#### Stored records

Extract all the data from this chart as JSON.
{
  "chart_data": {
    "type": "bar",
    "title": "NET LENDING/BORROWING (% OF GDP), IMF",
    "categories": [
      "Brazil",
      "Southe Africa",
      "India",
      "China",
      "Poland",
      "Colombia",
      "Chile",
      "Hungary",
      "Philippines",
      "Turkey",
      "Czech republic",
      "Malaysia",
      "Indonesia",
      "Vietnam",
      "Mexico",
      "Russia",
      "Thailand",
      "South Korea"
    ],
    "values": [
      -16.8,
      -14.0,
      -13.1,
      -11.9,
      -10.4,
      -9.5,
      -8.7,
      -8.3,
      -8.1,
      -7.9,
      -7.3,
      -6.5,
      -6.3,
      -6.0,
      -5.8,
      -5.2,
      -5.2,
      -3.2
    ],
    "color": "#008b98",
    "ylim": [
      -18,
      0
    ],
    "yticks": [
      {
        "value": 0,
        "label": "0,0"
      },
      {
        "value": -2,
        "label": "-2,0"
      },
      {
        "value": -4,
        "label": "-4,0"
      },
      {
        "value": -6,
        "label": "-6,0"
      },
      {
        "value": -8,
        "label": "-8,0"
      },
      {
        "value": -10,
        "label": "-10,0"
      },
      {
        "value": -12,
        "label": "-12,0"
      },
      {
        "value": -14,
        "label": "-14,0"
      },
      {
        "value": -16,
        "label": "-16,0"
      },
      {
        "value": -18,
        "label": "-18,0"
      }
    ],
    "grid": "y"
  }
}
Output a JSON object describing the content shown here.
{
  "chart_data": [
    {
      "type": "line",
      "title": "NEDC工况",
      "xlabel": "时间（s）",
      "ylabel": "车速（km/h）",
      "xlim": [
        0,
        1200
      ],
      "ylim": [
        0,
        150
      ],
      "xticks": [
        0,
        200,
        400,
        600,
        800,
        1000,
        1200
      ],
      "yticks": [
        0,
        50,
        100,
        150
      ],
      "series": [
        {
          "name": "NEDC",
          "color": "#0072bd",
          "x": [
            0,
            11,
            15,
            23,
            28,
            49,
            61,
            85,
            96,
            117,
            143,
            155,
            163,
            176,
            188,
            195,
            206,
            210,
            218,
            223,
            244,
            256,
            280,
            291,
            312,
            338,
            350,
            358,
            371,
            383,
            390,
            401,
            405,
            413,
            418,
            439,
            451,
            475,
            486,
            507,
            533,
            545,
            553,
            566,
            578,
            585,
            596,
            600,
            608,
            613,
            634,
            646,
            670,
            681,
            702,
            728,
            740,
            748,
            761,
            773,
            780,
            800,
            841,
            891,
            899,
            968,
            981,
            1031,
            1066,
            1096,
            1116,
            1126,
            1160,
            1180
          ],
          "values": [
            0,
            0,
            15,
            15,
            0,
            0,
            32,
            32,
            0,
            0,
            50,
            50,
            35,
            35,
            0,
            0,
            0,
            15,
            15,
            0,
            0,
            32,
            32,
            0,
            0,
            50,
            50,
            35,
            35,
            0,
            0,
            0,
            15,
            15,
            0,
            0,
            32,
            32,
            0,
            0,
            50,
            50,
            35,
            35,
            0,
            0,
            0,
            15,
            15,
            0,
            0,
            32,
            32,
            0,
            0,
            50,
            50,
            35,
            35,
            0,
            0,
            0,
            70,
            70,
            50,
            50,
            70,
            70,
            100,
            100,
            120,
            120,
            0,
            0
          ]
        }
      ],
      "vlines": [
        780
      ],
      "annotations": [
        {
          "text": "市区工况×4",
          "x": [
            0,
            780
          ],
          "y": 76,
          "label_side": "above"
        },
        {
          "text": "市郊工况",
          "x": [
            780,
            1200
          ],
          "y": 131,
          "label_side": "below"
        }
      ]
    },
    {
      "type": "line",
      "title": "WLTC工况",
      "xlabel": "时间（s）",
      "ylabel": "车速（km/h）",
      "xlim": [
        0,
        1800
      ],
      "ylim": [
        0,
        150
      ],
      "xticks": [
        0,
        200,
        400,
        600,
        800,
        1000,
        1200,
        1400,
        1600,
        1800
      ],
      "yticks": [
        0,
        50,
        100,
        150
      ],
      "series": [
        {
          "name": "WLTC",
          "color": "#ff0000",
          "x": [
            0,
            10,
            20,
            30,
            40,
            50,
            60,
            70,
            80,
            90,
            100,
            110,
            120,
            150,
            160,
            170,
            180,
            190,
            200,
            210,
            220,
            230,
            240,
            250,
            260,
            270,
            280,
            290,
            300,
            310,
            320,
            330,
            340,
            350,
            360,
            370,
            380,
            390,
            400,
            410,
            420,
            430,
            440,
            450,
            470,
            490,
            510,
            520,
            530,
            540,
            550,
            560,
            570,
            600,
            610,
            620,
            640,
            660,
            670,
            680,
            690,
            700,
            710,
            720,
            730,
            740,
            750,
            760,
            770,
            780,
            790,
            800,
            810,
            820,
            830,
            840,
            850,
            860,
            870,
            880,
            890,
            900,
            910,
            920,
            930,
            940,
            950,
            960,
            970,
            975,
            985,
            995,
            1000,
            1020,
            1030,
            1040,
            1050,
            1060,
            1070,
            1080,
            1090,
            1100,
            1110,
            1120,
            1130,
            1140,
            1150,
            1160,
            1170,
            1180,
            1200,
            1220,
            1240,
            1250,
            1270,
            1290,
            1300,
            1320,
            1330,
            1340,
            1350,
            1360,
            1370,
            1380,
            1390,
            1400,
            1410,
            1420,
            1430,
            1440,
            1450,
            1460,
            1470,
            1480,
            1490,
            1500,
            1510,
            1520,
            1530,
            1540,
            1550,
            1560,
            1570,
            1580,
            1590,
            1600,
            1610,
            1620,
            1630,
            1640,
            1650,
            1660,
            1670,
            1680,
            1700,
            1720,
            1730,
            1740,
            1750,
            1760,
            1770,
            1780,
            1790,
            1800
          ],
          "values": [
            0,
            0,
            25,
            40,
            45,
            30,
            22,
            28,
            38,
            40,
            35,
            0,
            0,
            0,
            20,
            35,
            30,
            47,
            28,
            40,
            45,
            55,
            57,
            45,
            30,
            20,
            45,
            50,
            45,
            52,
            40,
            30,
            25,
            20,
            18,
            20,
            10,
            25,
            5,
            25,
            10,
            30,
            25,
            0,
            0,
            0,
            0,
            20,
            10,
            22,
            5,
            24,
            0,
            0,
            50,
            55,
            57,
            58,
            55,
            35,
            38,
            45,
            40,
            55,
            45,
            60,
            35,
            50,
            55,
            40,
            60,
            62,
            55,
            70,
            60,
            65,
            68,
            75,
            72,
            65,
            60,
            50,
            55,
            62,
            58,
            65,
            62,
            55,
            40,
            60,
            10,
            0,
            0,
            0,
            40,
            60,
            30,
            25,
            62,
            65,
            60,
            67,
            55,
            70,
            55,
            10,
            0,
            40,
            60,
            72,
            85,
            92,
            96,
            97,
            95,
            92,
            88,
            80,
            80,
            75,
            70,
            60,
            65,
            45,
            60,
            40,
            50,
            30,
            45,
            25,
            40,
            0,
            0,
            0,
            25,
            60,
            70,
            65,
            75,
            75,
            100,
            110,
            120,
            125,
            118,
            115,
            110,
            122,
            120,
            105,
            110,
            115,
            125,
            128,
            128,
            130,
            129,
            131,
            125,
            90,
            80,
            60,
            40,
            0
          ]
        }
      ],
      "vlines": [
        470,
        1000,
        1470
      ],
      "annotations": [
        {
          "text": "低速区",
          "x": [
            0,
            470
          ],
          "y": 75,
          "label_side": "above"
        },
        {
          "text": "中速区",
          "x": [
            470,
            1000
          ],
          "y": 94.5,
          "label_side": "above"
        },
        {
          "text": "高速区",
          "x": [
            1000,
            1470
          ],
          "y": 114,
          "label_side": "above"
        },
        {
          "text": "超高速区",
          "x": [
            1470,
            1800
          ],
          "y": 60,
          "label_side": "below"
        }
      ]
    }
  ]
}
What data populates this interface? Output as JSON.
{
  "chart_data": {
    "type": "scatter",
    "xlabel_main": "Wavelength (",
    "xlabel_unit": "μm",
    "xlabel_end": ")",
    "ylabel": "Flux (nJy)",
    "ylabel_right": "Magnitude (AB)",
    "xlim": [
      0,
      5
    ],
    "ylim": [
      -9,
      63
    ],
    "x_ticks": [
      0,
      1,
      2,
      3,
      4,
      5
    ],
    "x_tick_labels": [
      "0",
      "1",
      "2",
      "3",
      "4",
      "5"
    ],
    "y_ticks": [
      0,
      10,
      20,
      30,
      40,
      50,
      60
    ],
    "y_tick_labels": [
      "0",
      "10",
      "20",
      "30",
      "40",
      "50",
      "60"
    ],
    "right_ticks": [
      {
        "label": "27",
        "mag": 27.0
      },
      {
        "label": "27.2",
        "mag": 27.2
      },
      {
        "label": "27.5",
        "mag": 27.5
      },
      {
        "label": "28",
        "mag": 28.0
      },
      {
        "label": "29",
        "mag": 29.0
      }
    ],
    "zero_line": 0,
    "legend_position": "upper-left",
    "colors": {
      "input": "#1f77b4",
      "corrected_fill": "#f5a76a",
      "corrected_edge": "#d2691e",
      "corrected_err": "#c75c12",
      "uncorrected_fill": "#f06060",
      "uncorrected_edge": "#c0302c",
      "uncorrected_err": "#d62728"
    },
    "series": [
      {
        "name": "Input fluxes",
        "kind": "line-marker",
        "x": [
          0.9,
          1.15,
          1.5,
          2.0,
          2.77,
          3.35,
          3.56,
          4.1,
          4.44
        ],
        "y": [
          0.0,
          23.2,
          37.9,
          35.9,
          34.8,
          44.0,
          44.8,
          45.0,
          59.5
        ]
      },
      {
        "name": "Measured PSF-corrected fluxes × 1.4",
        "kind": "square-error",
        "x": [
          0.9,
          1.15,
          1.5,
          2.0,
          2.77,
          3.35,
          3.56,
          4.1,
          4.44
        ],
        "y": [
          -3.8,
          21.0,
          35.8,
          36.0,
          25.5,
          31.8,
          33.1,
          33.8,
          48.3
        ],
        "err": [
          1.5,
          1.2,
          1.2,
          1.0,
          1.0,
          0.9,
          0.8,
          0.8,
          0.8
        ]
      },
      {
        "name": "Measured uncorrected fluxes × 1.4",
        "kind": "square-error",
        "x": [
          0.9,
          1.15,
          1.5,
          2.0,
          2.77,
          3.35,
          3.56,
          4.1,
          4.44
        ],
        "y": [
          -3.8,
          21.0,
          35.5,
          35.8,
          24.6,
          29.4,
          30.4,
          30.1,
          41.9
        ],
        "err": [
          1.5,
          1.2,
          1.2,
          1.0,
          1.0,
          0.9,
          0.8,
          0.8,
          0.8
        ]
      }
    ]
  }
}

########

*Written task:*
Count how many lines above include the word "type" and answer with that figure only.

*Answer to the exercise:*
4